_YOUR INSTRUCTIONS_. Images are excluded; otherwise, output every record exactly.

========================================================================

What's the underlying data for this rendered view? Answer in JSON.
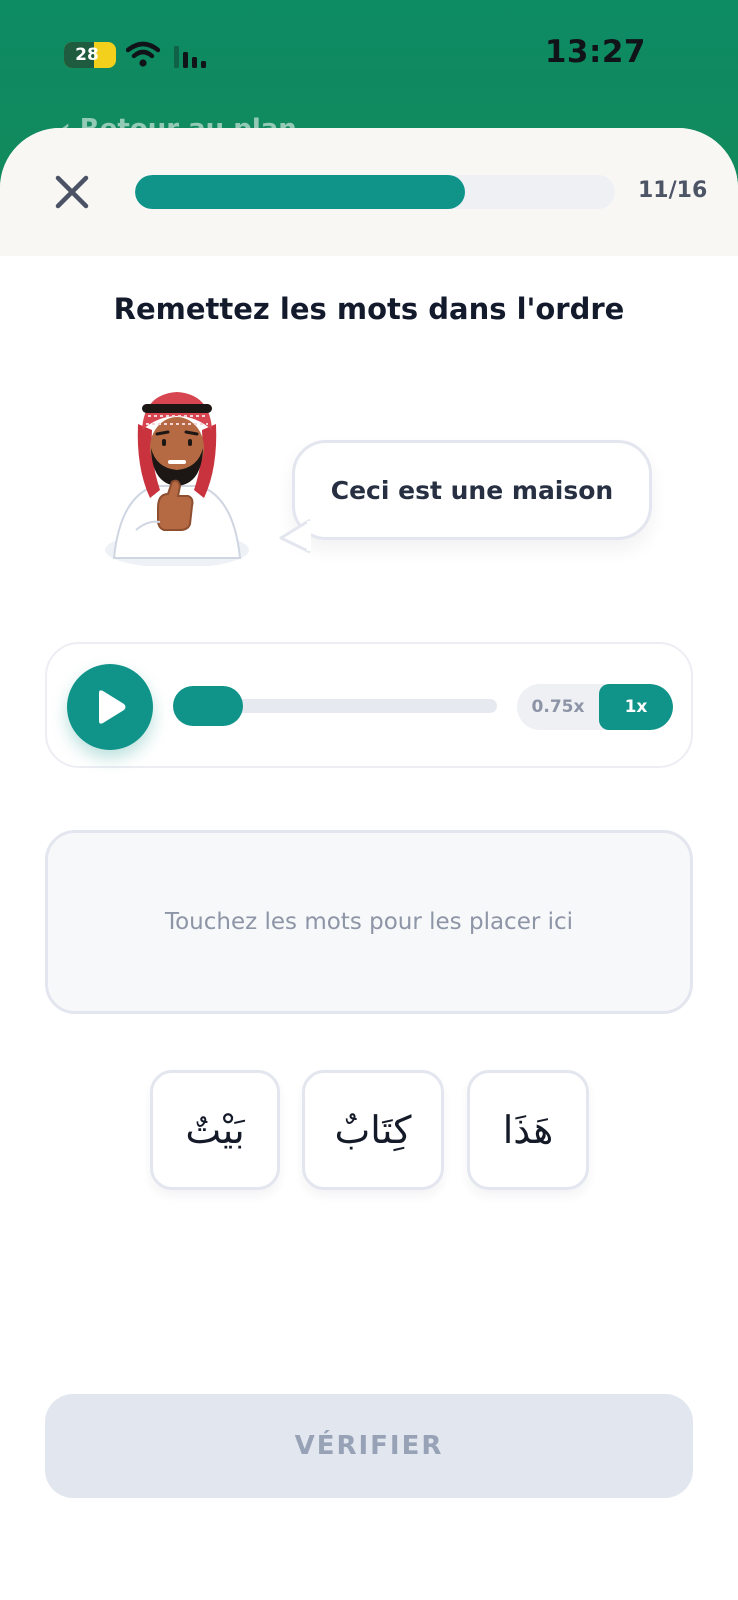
{
  "status_bar": {
    "time": "13:27",
    "battery_level": "28"
  },
  "background_header": {
    "back_label": "Retour au plan"
  },
  "lesson": {
    "progress_text": "11/16",
    "progress_fraction": 0.6875,
    "instruction": "Remettez les mots dans l'ordre"
  },
  "speech_bubble": {
    "text": "Ceci est une maison"
  },
  "audio_player": {
    "position_fraction": 0.05,
    "speed_options": [
      "0.75x",
      "1x"
    ],
    "selected_speed": "1x"
  },
  "answer_area": {
    "placeholder": "Touchez les mots pour les placer ici"
  },
  "word_bank": [
    "بَيْتٌ",
    "كِتَابٌ",
    "هَذَا"
  ],
  "verify_button": {
    "label": "VÉRIFIER",
    "enabled": false
  },
  "colors": {
    "accent": "#10948a",
    "header_green": "#0d8b63",
    "disabled": "#e2e7ef"
  }
}
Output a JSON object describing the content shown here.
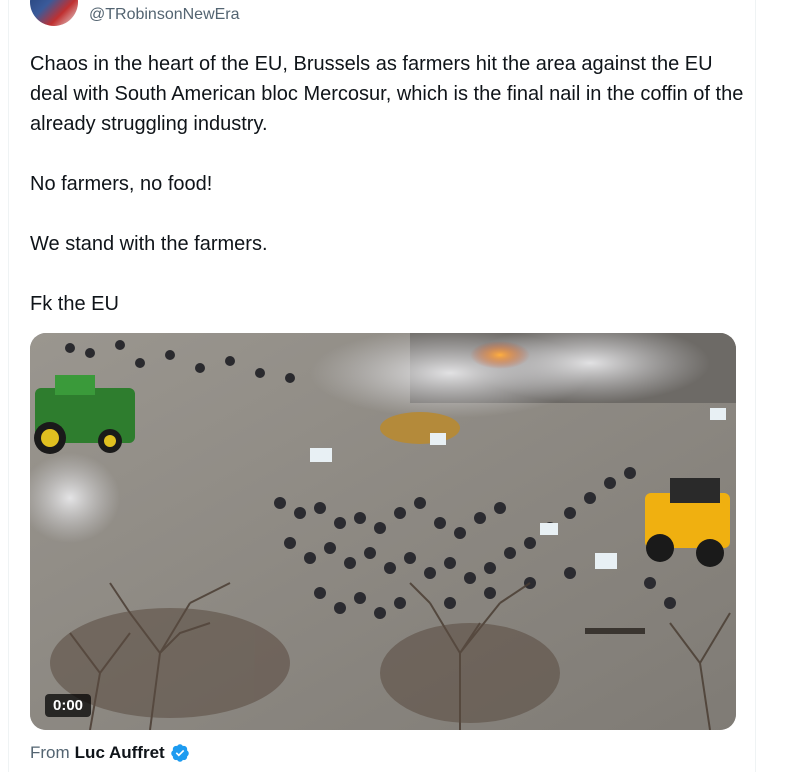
{
  "tweet": {
    "handle": "@TRobinsonNewEra",
    "paragraphs": [
      "Chaos in the heart of the EU, Brussels as farmers hit the area against the EU deal with South American bloc Mercosur, which is the final nail in the coffin of the already struggling industry.",
      "No farmers, no food!",
      "We stand with the farmers.",
      "Fk the EU"
    ]
  },
  "media": {
    "type": "video",
    "timestamp": "0:00"
  },
  "attribution": {
    "prefix": "From",
    "author": "Luc Auffret",
    "verified_color": "#1d9bf0"
  }
}
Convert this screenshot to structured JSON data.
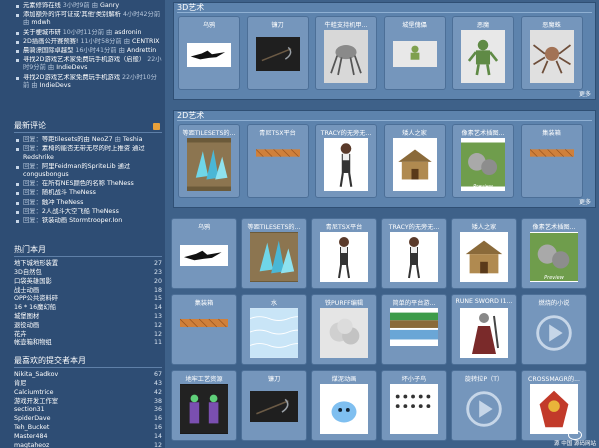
{
  "sidebar": {
    "top_items": [
      {
        "title": "元素修饰在线",
        "time": "3小时9前",
        "author": "Ganry"
      },
      {
        "title": "添加额外的许可证或'其他'类别解析",
        "time": "4小时42分前",
        "author": "mdwh"
      },
      {
        "title": "关于梗城市研",
        "time": "10小时11分前",
        "author": "asdronin"
      },
      {
        "title": "2D插画公开赛预赛!",
        "time": "11小时58分前",
        "author": "CENTRIX"
      },
      {
        "title": "晨骑漂国际卓越型",
        "time": "16小时41分前",
        "author": "Andrettin"
      },
      {
        "title": "寻找2D游戏艺术家免费玩手机游戏（启般）",
        "time": "22小时9分前",
        "author": "IndieDevs"
      },
      {
        "title": "寻找2D游戏艺术家免费玩手机游戏",
        "time": "22小时10分前",
        "author": "IndieDevs"
      }
    ],
    "comments_title": "最新评论",
    "comments": [
      {
        "prefix": "回复：",
        "title": "等距tilesets的由",
        "mid": "NeoZ7",
        "by": "Teshia"
      },
      {
        "prefix": "回复：",
        "title": "素椅的能否无带无尽的时上推资 通过",
        "mid": "",
        "by": "Redshrike"
      },
      {
        "prefix": "回复：",
        "title": "阿里Feidman的SpriteLib 通过",
        "mid": "",
        "by": "congusbongus"
      },
      {
        "prefix": "回复：",
        "title": "在所有NES颜色的名称",
        "mid": "",
        "by": "TheNess"
      },
      {
        "prefix": "回复：",
        "title": "随机战斗",
        "mid": "",
        "by": "TheNess"
      },
      {
        "prefix": "回复：",
        "title": "触冲",
        "mid": "",
        "by": "TheNess"
      },
      {
        "prefix": "回复：",
        "title": "2人战斗大空飞船",
        "mid": "",
        "by": "TheNess"
      },
      {
        "prefix": "回复：",
        "title": "铁装动画",
        "mid": "",
        "by": "Stormtrooper.Ion"
      }
    ],
    "hot_title": "热门本月",
    "hot": [
      {
        "label": "地下城地形装置",
        "count": "27"
      },
      {
        "label": "3D自然包",
        "count": "23"
      },
      {
        "label": "口袋英雄国影",
        "count": "20"
      },
      {
        "label": "战士动画",
        "count": "18"
      },
      {
        "label": "OPP公共资料碎",
        "count": "15"
      },
      {
        "label": "16 * 16魔幻船",
        "count": "14"
      },
      {
        "label": "城堡图材",
        "count": "13"
      },
      {
        "label": "退役动画",
        "count": "12"
      },
      {
        "label": "花卉",
        "count": "12"
      },
      {
        "label": "帐壶箱和物组",
        "count": "11"
      }
    ],
    "contrib_title": "最喜欢的提交者本月",
    "contrib": [
      {
        "label": "Nikita_Sadkov",
        "count": "67"
      },
      {
        "label": "肯尼",
        "count": "43"
      },
      {
        "label": "Calciumtrice",
        "count": "42"
      },
      {
        "label": "游戏开发工作室",
        "count": "38"
      },
      {
        "label": "section31",
        "count": "36"
      },
      {
        "label": "SpiderDave",
        "count": "16"
      },
      {
        "label": "Teh_Bucket",
        "count": "16"
      },
      {
        "label": "Master484",
        "count": "14"
      },
      {
        "label": "magtaheoz",
        "count": "12"
      }
    ]
  },
  "box3d": {
    "title": "3D艺术",
    "more": "更多",
    "cards": [
      "乌鸦",
      "镰刀",
      "牛蛙支持机甲...",
      "城堡傀儡",
      "恶魔",
      "恶魔蛛"
    ]
  },
  "box2d": {
    "title": "2D艺术",
    "more": "更多",
    "cards": [
      "等距TILESETS的...",
      "青尼TSX平台",
      "TRACY的无旁无...",
      "矮人之家",
      "像素艺术插图...",
      "集装箱"
    ]
  },
  "grid": {
    "row1": [
      "乌鸦",
      "等距TILESETS的...",
      "青尼TSX平台",
      "TRACY的无旁无...",
      "矮人之家",
      "像素艺术插图..."
    ],
    "row2": [
      "集装箱",
      "水",
      "铁PURFF编辑",
      "简单的平台游...",
      "RUNE SWORD I1...",
      "燃烧的小说"
    ],
    "row3": [
      "地牢工艺资源",
      "镰刀",
      "煤泥动画",
      "坏小子鸟",
      "旋转拉P（T）",
      "CROSSMAGR的..."
    ]
  },
  "preview_label": "Preview",
  "watermark": "源 中国\n源码网站"
}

========================================================================

_OUTPUT OF THE EXERCISE_.
What's the underlying data for this rendered view? Answer in JSON.
{
  "status_bar": {
    "time": "13:27",
    "battery_level": "28"
  },
  "background_header": {
    "back_label": "Retour au plan"
  },
  "lesson": {
    "progress_text": "11/16",
    "progress_fraction": 0.6875,
    "instruction": "Remettez les mots dans l'ordre"
  },
  "speech_bubble": {
    "text": "Ceci est une maison"
  },
  "audio_player": {
    "position_fraction": 0.05,
    "speed_options": [
      "0.75x",
      "1x"
    ],
    "selected_speed": "1x"
  },
  "answer_area": {
    "placeholder": "Touchez les mots pour les placer ici"
  },
  "word_bank": [
    "بَيْتٌ",
    "كِتَابٌ",
    "هَذَا"
  ],
  "verify_button": {
    "label": "VÉRIFIER",
    "enabled": false
  },
  "colors": {
    "accent": "#10948a",
    "header_green": "#0d8b63",
    "disabled": "#e2e7ef"
  }
}
Output a JSON object describing the content shown here.
{
  "tweet": {
    "handle": "@TRobinsonNewEra",
    "paragraphs": [
      "Chaos in the heart of the EU, Brussels as farmers hit the area against the EU deal with South American bloc Mercosur, which is the final nail in the coffin of the already struggling industry.",
      "No farmers, no food!",
      "We stand with the farmers.",
      "Fk the EU"
    ]
  },
  "media": {
    "type": "video",
    "timestamp": "0:00"
  },
  "attribution": {
    "prefix": "From",
    "author": "Luc Auffret",
    "verified_color": "#1d9bf0"
  }
}
Convert this screenshot to structured JSON data.
{
  "sidebar": {
    "top_items": [
      {
        "title": "元素修饰在线",
        "time": "3小时9前",
        "author": "Ganry"
      },
      {
        "title": "添加额外的许可证或'其他'类别解析",
        "time": "4小时42分前",
        "author": "mdwh"
      },
      {
        "title": "关于梗城市研",
        "time": "10小时11分前",
        "author": "asdronin"
      },
      {
        "title": "2D插画公开赛预赛!",
        "time": "11小时58分前",
        "author": "CENTRIX"
      },
      {
        "title": "晨骑漂国际卓越型",
        "time": "16小时41分前",
        "author": "Andrettin"
      },
      {
        "title": "寻找2D游戏艺术家免费玩手机游戏（启般）",
        "time": "22小时9分前",
        "author": "IndieDevs"
      },
      {
        "title": "寻找2D游戏艺术家免费玩手机游戏",
        "time": "22小时10分前",
        "author": "IndieDevs"
      }
    ],
    "comments_title": "最新评论",
    "comments": [
      {
        "prefix": "回复：",
        "title": "等距tilesets的由",
        "mid": "NeoZ7",
        "by": "Teshia"
      },
      {
        "prefix": "回复：",
        "title": "素椅的能否无带无尽的时上推资 通过",
        "mid": "",
        "by": "Redshrike"
      },
      {
        "prefix": "回复：",
        "title": "阿里Feidman的SpriteLib 通过",
        "mid": "",
        "by": "congusbongus"
      },
      {
        "prefix": "回复：",
        "title": "在所有NES颜色的名称",
        "mid": "",
        "by": "TheNess"
      },
      {
        "prefix": "回复：",
        "title": "随机战斗",
        "mid": "",
        "by": "TheNess"
      },
      {
        "prefix": "回复：",
        "title": "触冲",
        "mid": "",
        "by": "TheNess"
      },
      {
        "prefix": "回复：",
        "title": "2人战斗大空飞船",
        "mid": "",
        "by": "TheNess"
      },
      {
        "prefix": "回复：",
        "title": "铁装动画",
        "mid": "",
        "by": "Stormtrooper.Ion"
      }
    ],
    "hot_title": "热门本月",
    "hot": [
      {
        "label": "地下城地形装置",
        "count": "27"
      },
      {
        "label": "3D自然包",
        "count": "23"
      },
      {
        "label": "口袋英雄国影",
        "count": "20"
      },
      {
        "label": "战士动画",
        "count": "18"
      },
      {
        "label": "OPP公共资料碎",
        "count": "15"
      },
      {
        "label": "16 * 16魔幻船",
        "count": "14"
      },
      {
        "label": "城堡图材",
        "count": "13"
      },
      {
        "label": "退役动画",
        "count": "12"
      },
      {
        "label": "花卉",
        "count": "12"
      },
      {
        "label": "帐壶箱和物组",
        "count": "11"
      }
    ],
    "contrib_title": "最喜欢的提交者本月",
    "contrib": [
      {
        "label": "Nikita_Sadkov",
        "count": "67"
      },
      {
        "label": "肯尼",
        "count": "43"
      },
      {
        "label": "Calciumtrice",
        "count": "42"
      },
      {
        "label": "游戏开发工作室",
        "count": "38"
      },
      {
        "label": "section31",
        "count": "36"
      },
      {
        "label": "SpiderDave",
        "count": "16"
      },
      {
        "label": "Teh_Bucket",
        "count": "16"
      },
      {
        "label": "Master484",
        "count": "14"
      },
      {
        "label": "magtaheoz",
        "count": "12"
      }
    ]
  },
  "box3d": {
    "title": "3D艺术",
    "more": "更多",
    "cards": [
      "乌鸦",
      "镰刀",
      "牛蛙支持机甲...",
      "城堡傀儡",
      "恶魔",
      "恶魔蛛"
    ]
  },
  "box2d": {
    "title": "2D艺术",
    "more": "更多",
    "cards": [
      "等距TILESETS的...",
      "青尼TSX平台",
      "TRACY的无旁无...",
      "矮人之家",
      "像素艺术插图...",
      "集装箱"
    ]
  },
  "grid": {
    "row1": [
      "乌鸦",
      "等距TILESETS的...",
      "青尼TSX平台",
      "TRACY的无旁无...",
      "矮人之家",
      "像素艺术插图..."
    ],
    "row2": [
      "集装箱",
      "水",
      "铁PURFF编辑",
      "简单的平台游...",
      "RUNE SWORD I1...",
      "燃烧的小说"
    ],
    "row3": [
      "地牢工艺资源",
      "镰刀",
      "煤泥动画",
      "坏小子鸟",
      "旋转拉P（T）",
      "CROSSMAGR的..."
    ]
  },
  "preview_label": "Preview",
  "watermark": "源 中国\n源码网站"
}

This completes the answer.